** Start EXTRACTED RECORDS **
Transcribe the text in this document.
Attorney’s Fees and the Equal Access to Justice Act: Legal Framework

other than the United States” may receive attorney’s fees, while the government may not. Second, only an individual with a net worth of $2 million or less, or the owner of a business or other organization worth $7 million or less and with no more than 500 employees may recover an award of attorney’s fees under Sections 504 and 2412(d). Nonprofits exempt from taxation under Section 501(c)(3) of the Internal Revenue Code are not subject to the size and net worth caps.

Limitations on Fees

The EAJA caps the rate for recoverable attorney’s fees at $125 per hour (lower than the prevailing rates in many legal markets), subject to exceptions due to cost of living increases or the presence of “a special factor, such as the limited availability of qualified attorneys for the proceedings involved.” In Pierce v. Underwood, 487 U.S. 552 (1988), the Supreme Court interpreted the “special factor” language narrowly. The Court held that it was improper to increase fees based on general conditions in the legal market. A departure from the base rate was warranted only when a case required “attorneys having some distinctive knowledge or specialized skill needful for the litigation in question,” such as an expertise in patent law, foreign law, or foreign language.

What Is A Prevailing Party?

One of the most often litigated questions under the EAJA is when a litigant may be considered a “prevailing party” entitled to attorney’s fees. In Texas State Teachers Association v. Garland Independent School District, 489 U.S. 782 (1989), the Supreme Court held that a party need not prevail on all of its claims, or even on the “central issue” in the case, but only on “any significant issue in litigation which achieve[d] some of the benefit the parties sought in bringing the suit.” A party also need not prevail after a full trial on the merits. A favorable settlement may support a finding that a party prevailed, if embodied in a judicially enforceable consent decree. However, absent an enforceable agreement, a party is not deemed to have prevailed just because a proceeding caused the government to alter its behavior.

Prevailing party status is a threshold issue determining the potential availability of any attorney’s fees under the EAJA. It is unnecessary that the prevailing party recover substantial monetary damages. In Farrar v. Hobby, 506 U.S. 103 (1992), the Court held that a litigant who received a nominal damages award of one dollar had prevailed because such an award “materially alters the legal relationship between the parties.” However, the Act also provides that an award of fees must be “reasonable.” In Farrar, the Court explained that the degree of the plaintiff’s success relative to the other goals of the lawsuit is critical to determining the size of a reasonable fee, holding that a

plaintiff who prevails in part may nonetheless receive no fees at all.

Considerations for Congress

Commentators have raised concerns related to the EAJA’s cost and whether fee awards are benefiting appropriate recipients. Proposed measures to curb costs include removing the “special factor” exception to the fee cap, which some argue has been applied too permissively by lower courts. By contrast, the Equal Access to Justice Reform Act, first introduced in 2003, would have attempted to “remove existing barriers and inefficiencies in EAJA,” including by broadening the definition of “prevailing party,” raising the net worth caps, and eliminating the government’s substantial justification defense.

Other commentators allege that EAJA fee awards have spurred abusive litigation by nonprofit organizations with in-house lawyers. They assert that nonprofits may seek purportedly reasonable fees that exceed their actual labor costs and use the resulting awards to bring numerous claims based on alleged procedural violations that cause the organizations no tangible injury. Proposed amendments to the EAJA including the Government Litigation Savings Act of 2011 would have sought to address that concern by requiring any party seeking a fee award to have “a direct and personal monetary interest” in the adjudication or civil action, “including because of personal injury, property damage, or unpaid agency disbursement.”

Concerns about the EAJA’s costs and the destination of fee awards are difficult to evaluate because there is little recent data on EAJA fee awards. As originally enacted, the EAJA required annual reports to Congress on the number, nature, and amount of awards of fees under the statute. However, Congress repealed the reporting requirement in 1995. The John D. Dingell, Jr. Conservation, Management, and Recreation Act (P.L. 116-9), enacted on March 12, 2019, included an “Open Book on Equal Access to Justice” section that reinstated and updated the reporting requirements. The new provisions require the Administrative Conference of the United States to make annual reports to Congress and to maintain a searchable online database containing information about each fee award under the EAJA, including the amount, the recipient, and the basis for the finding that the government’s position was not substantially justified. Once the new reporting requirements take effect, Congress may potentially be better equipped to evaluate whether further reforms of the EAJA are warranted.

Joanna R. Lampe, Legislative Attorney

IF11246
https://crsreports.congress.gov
** End EXTRACTED RECORDS **
● TASK DIRECTIONS: Output all of the material exactly as written.

● RESULT OF THE EXERCISE:
Transcribe the text in this document.
Attorney’s Fees and the Equal Access to Justice Act: Legal Framework

other than the United States” may receive attorney’s fees, while the government may not. Second, only an individual with a net worth of $2 million or less, or the owner of a business or other organization worth $7 million or less and with no more than 500 employees may recover an award of attorney’s fees under Sections 504 and 2412(d). Nonprofits exempt from taxation under Section 501(c)(3) of the Internal Revenue Code are not subject to the size and net worth caps.

Limitations on Fees

The EAJA caps the rate for recoverable attorney’s fees at $125 per hour (lower than the prevailing rates in many legal markets), subject to exceptions due to cost of living increases or the presence of “a special factor, such as the limited availability of qualified attorneys for the proceedings involved.” In Pierce v. Underwood, 487 U.S. 552 (1988), the Supreme Court interpreted the “special factor” language narrowly. The Court held that it was improper to increase fees based on general conditions in the legal market. A departure from the base rate was warranted only when a case required “attorneys having some distinctive knowledge or specialized skill needful for the litigation in question,” such as an expertise in patent law, foreign law, or foreign language.

What Is A Prevailing Party?

One of the most often litigated questions under the EAJA is when a litigant may be considered a “prevailing party” entitled to attorney’s fees. In Texas State Teachers Association v. Garland Independent School District, 489 U.S. 782 (1989), the Supreme Court held that a party need not prevail on all of its claims, or even on the “central issue” in the case, but only on “any significant issue in litigation which achieve[d] some of the benefit the parties sought in bringing the suit.” A party also need not prevail after a full trial on the merits. A favorable settlement may support a finding that a party prevailed, if embodied in a judicially enforceable consent decree. However, absent an enforceable agreement, a party is not deemed to have prevailed just because a proceeding caused the government to alter its behavior.

Prevailing party status is a threshold issue determining the potential availability of any attorney’s fees under the EAJA. It is unnecessary that the prevailing party recover substantial monetary damages. In Farrar v. Hobby, 506 U.S. 103 (1992), the Court held that a litigant who received a nominal damages award of one dollar had prevailed because such an award “materially alters the legal relationship between the parties.” However, the Act also provides that an award of fees must be “reasonable.” In Farrar, the Court explained that the degree of the plaintiff’s success relative to the other goals of the lawsuit is critical to determining the size of a reasonable fee, holding that a

plaintiff who prevails in part may nonetheless receive no fees at all.

Considerations for Congress

Commentators have raised concerns related to the EAJA’s cost and whether fee awards are benefiting appropriate recipients. Proposed measures to curb costs include removing the “special factor” exception to the fee cap, which some argue has been applied too permissively by lower courts. By contrast, the Equal Access to Justice Reform Act, first introduced in 2003, would have attempted to “remove existing barriers and inefficiencies in EAJA,” including by broadening the definition of “prevailing party,” raising the net worth caps, and eliminating the government’s substantial justification defense.

Other commentators allege that EAJA fee awards have spurred abusive litigation by nonprofit organizations with in-house lawyers. They assert that nonprofits may seek purportedly reasonable fees that exceed their actual labor costs and use the resulting awards to bring numerous claims based on alleged procedural violations that cause the organizations no tangible injury. Proposed amendments to the EAJA including the Government Litigation Savings Act of 2011 would have sought to address that concern by requiring any party seeking a fee award to have “a direct and personal monetary interest” in the adjudication or civil action, “including because of personal injury, property damage, or unpaid agency disbursement.”

Concerns about the EAJA’s costs and the destination of fee awards are difficult to evaluate because there is little recent data on EAJA fee awards. As originally enacted, the EAJA required annual reports to Congress on the number, nature, and amount of awards of fees under the statute. However, Congress repealed the reporting requirement in 1995. The John D. Dingell, Jr. Conservation, Management, and Recreation Act (P.L. 116-9), enacted on March 12, 2019, included an “Open Book on Equal Access to Justice” section that reinstated and updated the reporting requirements. The new provisions require the Administrative Conference of the United States to make annual reports to Congress and to maintain a searchable online database containing information about each fee award under the EAJA, including the amount, the recipient, and the basis for the finding that the government’s position was not substantially justified. Once the new reporting requirements take effect, Congress may potentially be better equipped to evaluate whether further reforms of the EAJA are warranted.

Joanna R. Lampe, Legislative Attorney

IF11246
https://crsreports.congress.gov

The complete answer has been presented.